Raw records:
#####

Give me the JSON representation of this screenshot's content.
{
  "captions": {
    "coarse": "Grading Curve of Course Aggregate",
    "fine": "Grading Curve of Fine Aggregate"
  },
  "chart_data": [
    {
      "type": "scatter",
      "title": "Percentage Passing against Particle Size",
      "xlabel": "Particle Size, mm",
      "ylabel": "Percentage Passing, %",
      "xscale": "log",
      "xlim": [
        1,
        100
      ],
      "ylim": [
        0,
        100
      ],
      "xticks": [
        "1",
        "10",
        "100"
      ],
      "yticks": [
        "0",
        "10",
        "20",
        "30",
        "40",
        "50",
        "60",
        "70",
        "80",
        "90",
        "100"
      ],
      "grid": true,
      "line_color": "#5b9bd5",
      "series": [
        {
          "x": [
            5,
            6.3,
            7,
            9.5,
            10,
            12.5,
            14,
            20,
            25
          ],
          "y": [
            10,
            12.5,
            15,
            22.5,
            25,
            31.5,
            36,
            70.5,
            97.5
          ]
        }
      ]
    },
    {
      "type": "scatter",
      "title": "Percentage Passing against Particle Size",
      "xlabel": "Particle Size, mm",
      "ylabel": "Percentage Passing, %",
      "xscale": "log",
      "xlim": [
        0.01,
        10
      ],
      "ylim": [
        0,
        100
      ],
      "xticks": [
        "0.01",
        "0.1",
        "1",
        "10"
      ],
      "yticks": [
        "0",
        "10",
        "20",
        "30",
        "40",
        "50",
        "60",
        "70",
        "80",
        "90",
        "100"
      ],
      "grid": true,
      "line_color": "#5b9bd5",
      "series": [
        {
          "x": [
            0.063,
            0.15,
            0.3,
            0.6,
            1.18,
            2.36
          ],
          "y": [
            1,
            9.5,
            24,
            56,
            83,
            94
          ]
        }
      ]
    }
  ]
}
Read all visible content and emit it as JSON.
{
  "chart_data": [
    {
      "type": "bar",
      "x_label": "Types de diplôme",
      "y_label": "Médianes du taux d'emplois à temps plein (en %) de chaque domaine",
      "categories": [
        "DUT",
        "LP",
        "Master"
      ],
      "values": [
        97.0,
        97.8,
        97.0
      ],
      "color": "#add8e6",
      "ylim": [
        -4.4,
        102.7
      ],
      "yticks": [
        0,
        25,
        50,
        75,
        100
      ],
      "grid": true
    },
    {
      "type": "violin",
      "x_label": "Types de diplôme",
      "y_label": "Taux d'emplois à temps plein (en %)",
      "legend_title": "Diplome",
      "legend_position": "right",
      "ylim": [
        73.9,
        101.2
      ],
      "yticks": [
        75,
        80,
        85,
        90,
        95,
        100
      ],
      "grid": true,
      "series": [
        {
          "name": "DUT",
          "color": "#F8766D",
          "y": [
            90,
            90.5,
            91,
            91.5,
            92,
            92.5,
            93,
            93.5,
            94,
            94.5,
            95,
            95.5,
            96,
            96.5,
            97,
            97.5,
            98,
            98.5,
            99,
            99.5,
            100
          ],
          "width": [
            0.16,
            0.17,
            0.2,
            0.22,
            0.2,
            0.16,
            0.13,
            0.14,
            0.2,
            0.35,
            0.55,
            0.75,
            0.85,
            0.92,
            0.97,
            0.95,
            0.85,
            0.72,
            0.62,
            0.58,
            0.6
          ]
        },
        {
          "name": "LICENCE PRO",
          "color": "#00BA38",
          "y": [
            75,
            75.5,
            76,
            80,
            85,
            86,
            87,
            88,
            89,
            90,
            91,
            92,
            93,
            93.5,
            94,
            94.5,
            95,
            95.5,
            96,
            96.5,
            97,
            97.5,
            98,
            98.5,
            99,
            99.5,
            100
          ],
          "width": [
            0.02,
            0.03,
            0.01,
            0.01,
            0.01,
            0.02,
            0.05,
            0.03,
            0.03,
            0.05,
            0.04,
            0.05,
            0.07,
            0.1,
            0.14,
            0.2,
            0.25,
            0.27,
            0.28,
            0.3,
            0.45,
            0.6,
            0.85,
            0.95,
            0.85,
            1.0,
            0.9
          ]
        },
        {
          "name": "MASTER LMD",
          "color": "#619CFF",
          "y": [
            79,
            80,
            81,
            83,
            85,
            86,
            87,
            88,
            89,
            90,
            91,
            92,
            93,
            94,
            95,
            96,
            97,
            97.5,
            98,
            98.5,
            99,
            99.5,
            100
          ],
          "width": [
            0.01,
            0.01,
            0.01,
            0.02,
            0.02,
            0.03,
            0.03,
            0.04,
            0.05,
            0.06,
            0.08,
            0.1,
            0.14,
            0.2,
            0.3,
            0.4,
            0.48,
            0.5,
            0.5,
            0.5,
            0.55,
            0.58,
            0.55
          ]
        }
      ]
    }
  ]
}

#####

• Instructions to follow
Transcribe the whole listing with nothing added or left out.

• Solution to this task
Give me the JSON representation of this screenshot's content.
{
  "captions": {
    "coarse": "Grading Curve of Course Aggregate",
    "fine": "Grading Curve of Fine Aggregate"
  },
  "chart_data": [
    {
      "type": "scatter",
      "title": "Percentage Passing against Particle Size",
      "xlabel": "Particle Size, mm",
      "ylabel": "Percentage Passing, %",
      "xscale": "log",
      "xlim": [
        1,
        100
      ],
      "ylim": [
        0,
        100
      ],
      "xticks": [
        "1",
        "10",
        "100"
      ],
      "yticks": [
        "0",
        "10",
        "20",
        "30",
        "40",
        "50",
        "60",
        "70",
        "80",
        "90",
        "100"
      ],
      "grid": true,
      "line_color": "#5b9bd5",
      "series": [
        {
          "x": [
            5,
            6.3,
            7,
            9.5,
            10,
            12.5,
            14,
            20,
            25
          ],
          "y": [
            10,
            12.5,
            15,
            22.5,
            25,
            31.5,
            36,
            70.5,
            97.5
          ]
        }
      ]
    },
    {
      "type": "scatter",
      "title": "Percentage Passing against Particle Size",
      "xlabel": "Particle Size, mm",
      "ylabel": "Percentage Passing, %",
      "xscale": "log",
      "xlim": [
        0.01,
        10
      ],
      "ylim": [
        0,
        100
      ],
      "xticks": [
        "0.01",
        "0.1",
        "1",
        "10"
      ],
      "yticks": [
        "0",
        "10",
        "20",
        "30",
        "40",
        "50",
        "60",
        "70",
        "80",
        "90",
        "100"
      ],
      "grid": true,
      "line_color": "#5b9bd5",
      "series": [
        {
          "x": [
            0.063,
            0.15,
            0.3,
            0.6,
            1.18,
            2.36
          ],
          "y": [
            1,
            9.5,
            24,
            56,
            83,
            94
          ]
        }
      ]
    }
  ]
}
Read all visible content and emit it as JSON.
{
  "chart_data": [
    {
      "type": "bar",
      "x_label": "Types de diplôme",
      "y_label": "Médianes du taux d'emplois à temps plein (en %) de chaque domaine",
      "categories": [
        "DUT",
        "LP",
        "Master"
      ],
      "values": [
        97.0,
        97.8,
        97.0
      ],
      "color": "#add8e6",
      "ylim": [
        -4.4,
        102.7
      ],
      "yticks": [
        0,
        25,
        50,
        75,
        100
      ],
      "grid": true
    },
    {
      "type": "violin",
      "x_label": "Types de diplôme",
      "y_label": "Taux d'emplois à temps plein (en %)",
      "legend_title": "Diplome",
      "legend_position": "right",
      "ylim": [
        73.9,
        101.2
      ],
      "yticks": [
        75,
        80,
        85,
        90,
        95,
        100
      ],
      "grid": true,
      "series": [
        {
          "name": "DUT",
          "color": "#F8766D",
          "y": [
            90,
            90.5,
            91,
            91.5,
            92,
            92.5,
            93,
            93.5,
            94,
            94.5,
            95,
            95.5,
            96,
            96.5,
            97,
            97.5,
            98,
            98.5,
            99,
            99.5,
            100
          ],
          "width": [
            0.16,
            0.17,
            0.2,
            0.22,
            0.2,
            0.16,
            0.13,
            0.14,
            0.2,
            0.35,
            0.55,
            0.75,
            0.85,
            0.92,
            0.97,
            0.95,
            0.85,
            0.72,
            0.62,
            0.58,
            0.6
          ]
        },
        {
          "name": "LICENCE PRO",
          "color": "#00BA38",
          "y": [
            75,
            75.5,
            76,
            80,
            85,
            86,
            87,
            88,
            89,
            90,
            91,
            92,
            93,
            93.5,
            94,
            94.5,
            95,
            95.5,
            96,
            96.5,
            97,
            97.5,
            98,
            98.5,
            99,
            99.5,
            100
          ],
          "width": [
            0.02,
            0.03,
            0.01,
            0.01,
            0.01,
            0.02,
            0.05,
            0.03,
            0.03,
            0.05,
            0.04,
            0.05,
            0.07,
            0.1,
            0.14,
            0.2,
            0.25,
            0.27,
            0.28,
            0.3,
            0.45,
            0.6,
            0.85,
            0.95,
            0.85,
            1.0,
            0.9
          ]
        },
        {
          "name": "MASTER LMD",
          "color": "#619CFF",
          "y": [
            79,
            80,
            81,
            83,
            85,
            86,
            87,
            88,
            89,
            90,
            91,
            92,
            93,
            94,
            95,
            96,
            97,
            97.5,
            98,
            98.5,
            99,
            99.5,
            100
          ],
          "width": [
            0.01,
            0.01,
            0.01,
            0.02,
            0.02,
            0.03,
            0.03,
            0.04,
            0.05,
            0.06,
            0.08,
            0.1,
            0.14,
            0.2,
            0.3,
            0.4,
            0.48,
            0.5,
            0.5,
            0.5,
            0.55,
            0.58,
            0.55
          ]
        }
      ]
    }
  ]
}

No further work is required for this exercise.